* **The task**: Go through the listing beneath this task and return every line that carries the string "Ronseal".

* **Saved entries**:
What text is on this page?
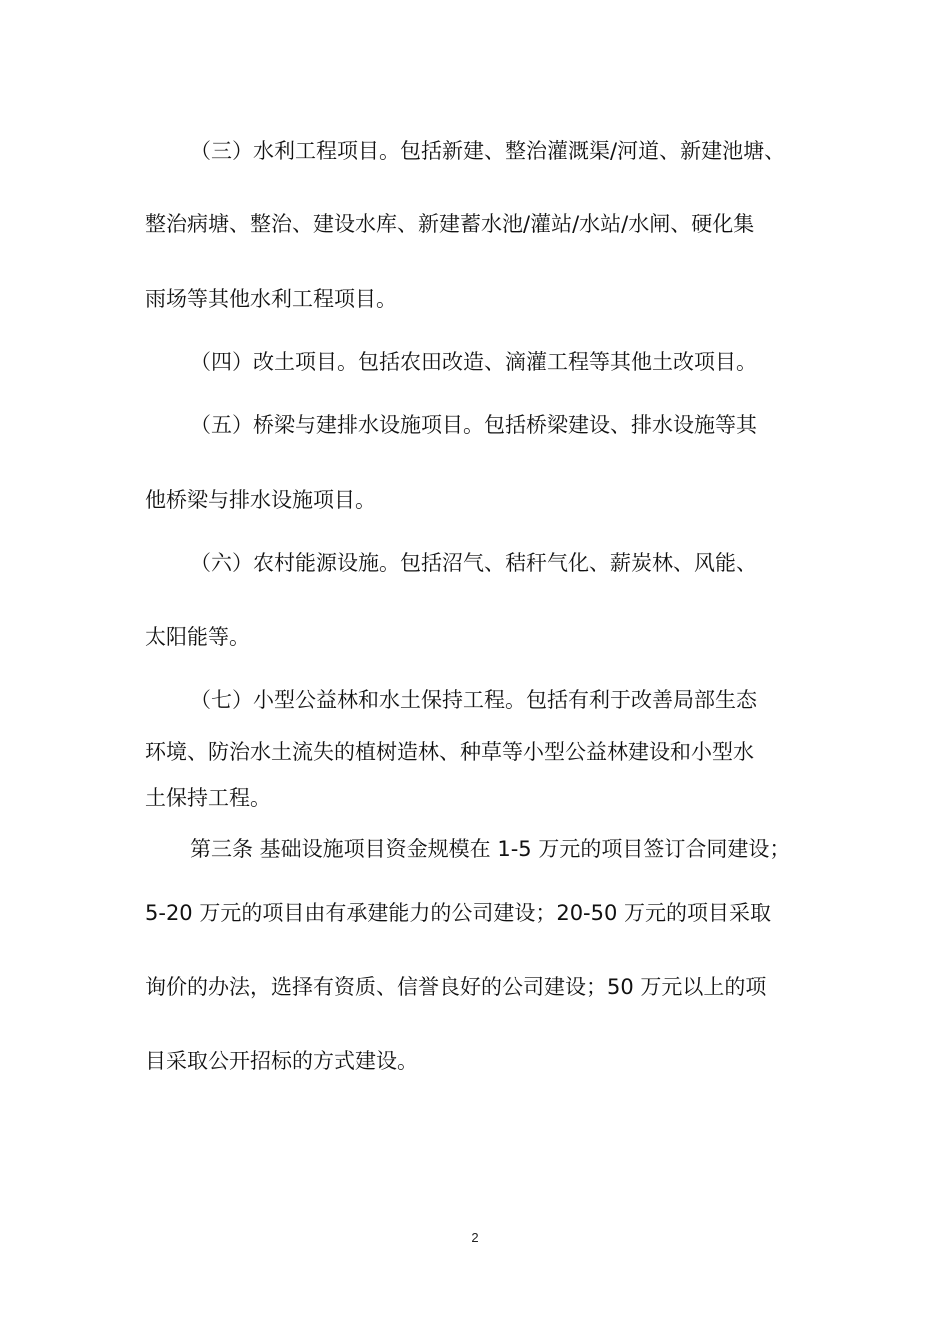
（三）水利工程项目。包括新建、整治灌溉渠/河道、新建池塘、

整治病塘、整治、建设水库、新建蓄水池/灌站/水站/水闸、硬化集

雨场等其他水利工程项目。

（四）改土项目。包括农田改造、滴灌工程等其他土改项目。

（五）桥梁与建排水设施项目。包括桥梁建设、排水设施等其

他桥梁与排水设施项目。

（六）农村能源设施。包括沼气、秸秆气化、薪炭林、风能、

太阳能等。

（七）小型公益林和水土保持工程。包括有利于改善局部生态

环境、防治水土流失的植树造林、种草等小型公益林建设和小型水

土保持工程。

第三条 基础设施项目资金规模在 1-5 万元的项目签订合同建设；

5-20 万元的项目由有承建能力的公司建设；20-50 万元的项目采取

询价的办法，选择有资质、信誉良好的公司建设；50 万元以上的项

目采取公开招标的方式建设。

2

--

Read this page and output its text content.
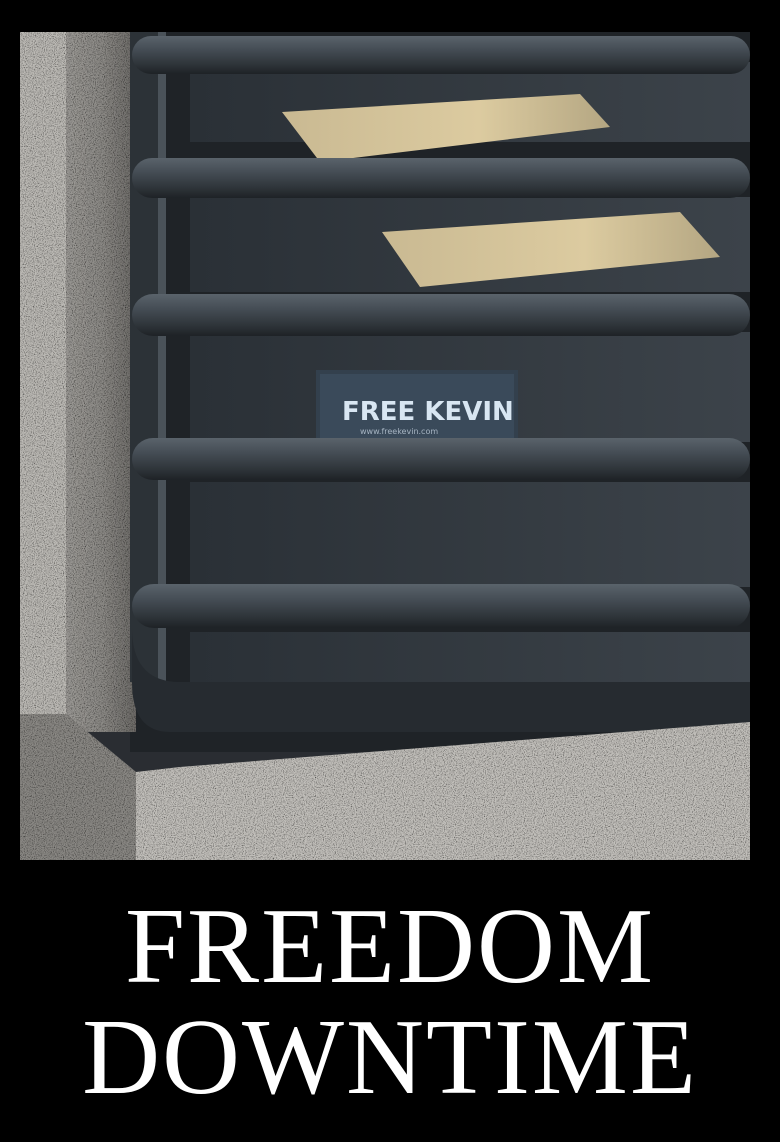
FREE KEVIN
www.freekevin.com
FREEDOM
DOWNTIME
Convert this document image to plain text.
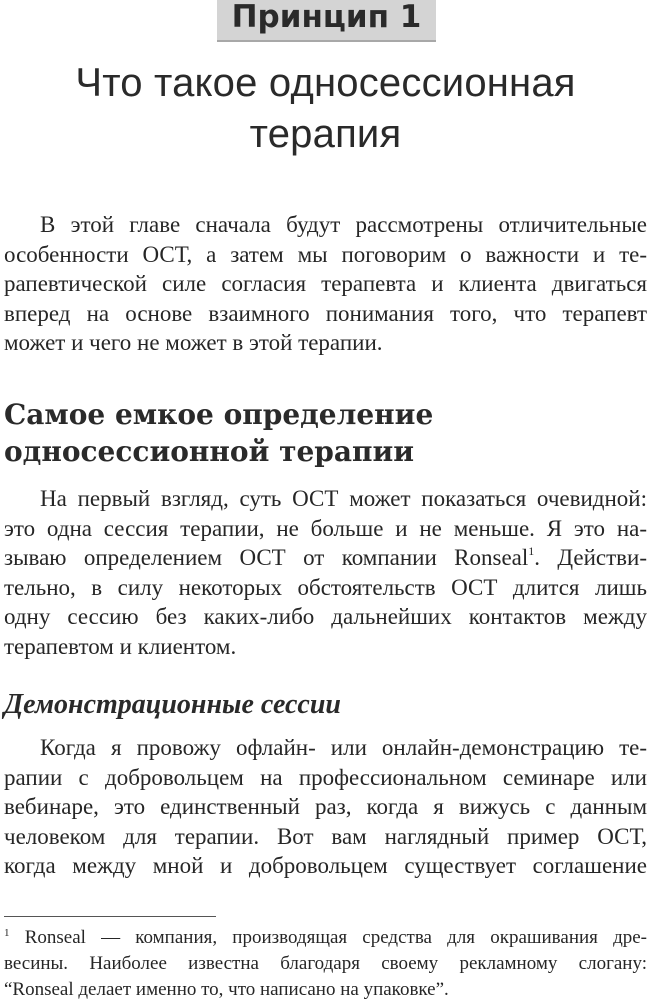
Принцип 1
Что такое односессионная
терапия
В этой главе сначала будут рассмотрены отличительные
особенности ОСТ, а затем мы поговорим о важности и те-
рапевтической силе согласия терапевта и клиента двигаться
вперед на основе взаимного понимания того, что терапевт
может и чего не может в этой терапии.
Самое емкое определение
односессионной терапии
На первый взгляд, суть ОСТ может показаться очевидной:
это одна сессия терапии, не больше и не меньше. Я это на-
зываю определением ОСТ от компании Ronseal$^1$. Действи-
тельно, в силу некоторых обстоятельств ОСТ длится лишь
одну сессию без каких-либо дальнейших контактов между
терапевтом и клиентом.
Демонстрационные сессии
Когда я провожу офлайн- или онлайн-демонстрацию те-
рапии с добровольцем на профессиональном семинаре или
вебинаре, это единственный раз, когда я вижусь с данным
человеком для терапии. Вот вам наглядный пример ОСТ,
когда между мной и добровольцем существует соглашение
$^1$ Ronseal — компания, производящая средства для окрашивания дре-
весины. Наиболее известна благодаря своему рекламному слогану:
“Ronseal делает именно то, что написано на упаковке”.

* **Solution for this problem**:
зываю определением ОСТ от компании Ronseal$^1$. Действи-
$^1$ Ronseal — компания, производящая средства для окрашивания дре-
“Ronseal делает именно то, что написано на упаковке”.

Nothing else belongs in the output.